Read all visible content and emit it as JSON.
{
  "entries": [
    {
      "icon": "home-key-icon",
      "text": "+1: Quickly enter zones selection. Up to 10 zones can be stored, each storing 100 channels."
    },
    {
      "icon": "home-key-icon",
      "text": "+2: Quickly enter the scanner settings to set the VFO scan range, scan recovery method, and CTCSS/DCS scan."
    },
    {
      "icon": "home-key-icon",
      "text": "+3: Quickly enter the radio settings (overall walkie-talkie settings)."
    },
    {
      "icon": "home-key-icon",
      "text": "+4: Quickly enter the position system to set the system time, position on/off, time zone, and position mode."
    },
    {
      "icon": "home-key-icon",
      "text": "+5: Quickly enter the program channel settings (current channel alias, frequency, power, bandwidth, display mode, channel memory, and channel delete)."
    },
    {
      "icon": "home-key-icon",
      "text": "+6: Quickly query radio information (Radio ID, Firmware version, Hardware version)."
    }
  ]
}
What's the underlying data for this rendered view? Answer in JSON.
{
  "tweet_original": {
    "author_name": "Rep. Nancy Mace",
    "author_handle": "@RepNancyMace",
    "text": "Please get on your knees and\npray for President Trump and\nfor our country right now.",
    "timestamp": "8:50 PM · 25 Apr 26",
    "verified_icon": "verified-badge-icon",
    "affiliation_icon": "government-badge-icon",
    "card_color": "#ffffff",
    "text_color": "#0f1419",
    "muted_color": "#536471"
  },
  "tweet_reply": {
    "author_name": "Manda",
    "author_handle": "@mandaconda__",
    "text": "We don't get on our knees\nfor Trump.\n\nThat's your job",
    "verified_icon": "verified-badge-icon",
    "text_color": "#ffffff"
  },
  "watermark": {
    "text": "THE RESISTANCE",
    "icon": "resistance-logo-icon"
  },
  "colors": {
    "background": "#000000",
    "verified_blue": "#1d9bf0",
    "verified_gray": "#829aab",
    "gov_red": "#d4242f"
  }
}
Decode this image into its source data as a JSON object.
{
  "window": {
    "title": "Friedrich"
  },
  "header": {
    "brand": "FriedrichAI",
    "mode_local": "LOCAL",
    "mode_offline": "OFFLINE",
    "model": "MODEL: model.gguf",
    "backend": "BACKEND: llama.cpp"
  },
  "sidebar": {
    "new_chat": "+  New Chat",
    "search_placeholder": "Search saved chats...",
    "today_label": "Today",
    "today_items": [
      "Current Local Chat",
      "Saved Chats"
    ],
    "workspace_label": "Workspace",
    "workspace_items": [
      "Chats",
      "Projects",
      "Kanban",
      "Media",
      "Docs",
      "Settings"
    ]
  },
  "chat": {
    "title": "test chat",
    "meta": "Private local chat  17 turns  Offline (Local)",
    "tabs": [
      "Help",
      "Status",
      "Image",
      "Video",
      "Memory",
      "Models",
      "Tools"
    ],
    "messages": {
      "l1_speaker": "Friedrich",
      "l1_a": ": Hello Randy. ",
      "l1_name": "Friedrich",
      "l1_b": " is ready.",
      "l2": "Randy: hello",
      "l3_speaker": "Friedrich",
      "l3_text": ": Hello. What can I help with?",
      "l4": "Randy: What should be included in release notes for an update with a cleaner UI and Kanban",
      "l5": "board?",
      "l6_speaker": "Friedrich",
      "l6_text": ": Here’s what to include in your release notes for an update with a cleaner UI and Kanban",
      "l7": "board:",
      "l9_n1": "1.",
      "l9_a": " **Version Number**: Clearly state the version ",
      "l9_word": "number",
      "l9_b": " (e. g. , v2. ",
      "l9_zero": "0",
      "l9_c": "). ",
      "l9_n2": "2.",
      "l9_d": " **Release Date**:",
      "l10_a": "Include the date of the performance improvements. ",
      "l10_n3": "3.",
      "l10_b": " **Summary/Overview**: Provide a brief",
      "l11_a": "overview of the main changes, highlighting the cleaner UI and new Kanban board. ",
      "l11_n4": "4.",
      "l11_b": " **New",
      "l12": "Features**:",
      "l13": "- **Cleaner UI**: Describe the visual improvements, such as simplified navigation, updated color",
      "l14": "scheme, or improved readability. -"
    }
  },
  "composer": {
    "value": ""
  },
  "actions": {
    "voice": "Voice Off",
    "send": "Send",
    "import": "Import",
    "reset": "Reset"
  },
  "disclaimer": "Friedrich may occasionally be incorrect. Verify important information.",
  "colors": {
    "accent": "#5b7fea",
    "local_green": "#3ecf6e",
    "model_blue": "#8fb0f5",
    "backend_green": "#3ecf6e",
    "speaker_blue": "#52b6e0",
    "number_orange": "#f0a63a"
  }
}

○ ○ ○

- _REQUIREMENT_
Reproduce each line of the material above precisely.

- _TASK RESPONSE_
Read all visible content and emit it as JSON.
{
  "entries": [
    {
      "icon": "home-key-icon",
      "text": "+1: Quickly enter zones selection. Up to 10 zones can be stored, each storing 100 channels."
    },
    {
      "icon": "home-key-icon",
      "text": "+2: Quickly enter the scanner settings to set the VFO scan range, scan recovery method, and CTCSS/DCS scan."
    },
    {
      "icon": "home-key-icon",
      "text": "+3: Quickly enter the radio settings (overall walkie-talkie settings)."
    },
    {
      "icon": "home-key-icon",
      "text": "+4: Quickly enter the position system to set the system time, position on/off, time zone, and position mode."
    },
    {
      "icon": "home-key-icon",
      "text": "+5: Quickly enter the program channel settings (current channel alias, frequency, power, bandwidth, display mode, channel memory, and channel delete)."
    },
    {
      "icon": "home-key-icon",
      "text": "+6: Quickly query radio information (Radio ID, Firmware version, Hardware version)."
    }
  ]
}
What's the underlying data for this rendered view? Answer in JSON.
{
  "tweet_original": {
    "author_name": "Rep. Nancy Mace",
    "author_handle": "@RepNancyMace",
    "text": "Please get on your knees and\npray for President Trump and\nfor our country right now.",
    "timestamp": "8:50 PM · 25 Apr 26",
    "verified_icon": "verified-badge-icon",
    "affiliation_icon": "government-badge-icon",
    "card_color": "#ffffff",
    "text_color": "#0f1419",
    "muted_color": "#536471"
  },
  "tweet_reply": {
    "author_name": "Manda",
    "author_handle": "@mandaconda__",
    "text": "We don't get on our knees\nfor Trump.\n\nThat's your job",
    "verified_icon": "verified-badge-icon",
    "text_color": "#ffffff"
  },
  "watermark": {
    "text": "THE RESISTANCE",
    "icon": "resistance-logo-icon"
  },
  "colors": {
    "background": "#000000",
    "verified_blue": "#1d9bf0",
    "verified_gray": "#829aab",
    "gov_red": "#d4242f"
  }
}
Decode this image into its source data as a JSON object.
{
  "window": {
    "title": "Friedrich"
  },
  "header": {
    "brand": "FriedrichAI",
    "mode_local": "LOCAL",
    "mode_offline": "OFFLINE",
    "model": "MODEL: model.gguf",
    "backend": "BACKEND: llama.cpp"
  },
  "sidebar": {
    "new_chat": "+  New Chat",
    "search_placeholder": "Search saved chats...",
    "today_label": "Today",
    "today_items": [
      "Current Local Chat",
      "Saved Chats"
    ],
    "workspace_label": "Workspace",
    "workspace_items": [
      "Chats",
      "Projects",
      "Kanban",
      "Media",
      "Docs",
      "Settings"
    ]
  },
  "chat": {
    "title": "test chat",
    "meta": "Private local chat  17 turns  Offline (Local)",
    "tabs": [
      "Help",
      "Status",
      "Image",
      "Video",
      "Memory",
      "Models",
      "Tools"
    ],
    "messages": {
      "l1_speaker": "Friedrich",
      "l1_a": ": Hello Randy. ",
      "l1_name": "Friedrich",
      "l1_b": " is ready.",
      "l2": "Randy: hello",
      "l3_speaker": "Friedrich",
      "l3_text": ": Hello. What can I help with?",
      "l4": "Randy: What should be included in release notes for an update with a cleaner UI and Kanban",
      "l5": "board?",
      "l6_speaker": "Friedrich",
      "l6_text": ": Here’s what to include in your release notes for an update with a cleaner UI and Kanban",
      "l7": "board:",
      "l9_n1": "1.",
      "l9_a": " **Version Number**: Clearly state the version ",
      "l9_word": "number",
      "l9_b": " (e. g. , v2. ",
      "l9_zero": "0",
      "l9_c": "). ",
      "l9_n2": "2.",
      "l9_d": " **Release Date**:",
      "l10_a": "Include the date of the performance improvements. ",
      "l10_n3": "3.",
      "l10_b": " **Summary/Overview**: Provide a brief",
      "l11_a": "overview of the main changes, highlighting the cleaner UI and new Kanban board. ",
      "l11_n4": "4.",
      "l11_b": " **New",
      "l12": "Features**:",
      "l13": "- **Cleaner UI**: Describe the visual improvements, such as simplified navigation, updated color",
      "l14": "scheme, or improved readability. -"
    }
  },
  "composer": {
    "value": ""
  },
  "actions": {
    "voice": "Voice Off",
    "send": "Send",
    "import": "Import",
    "reset": "Reset"
  },
  "disclaimer": "Friedrich may occasionally be incorrect. Verify important information.",
  "colors": {
    "accent": "#5b7fea",
    "local_green": "#3ecf6e",
    "model_blue": "#8fb0f5",
    "backend_green": "#3ecf6e",
    "speaker_blue": "#52b6e0",
    "number_orange": "#f0a63a"
  }
}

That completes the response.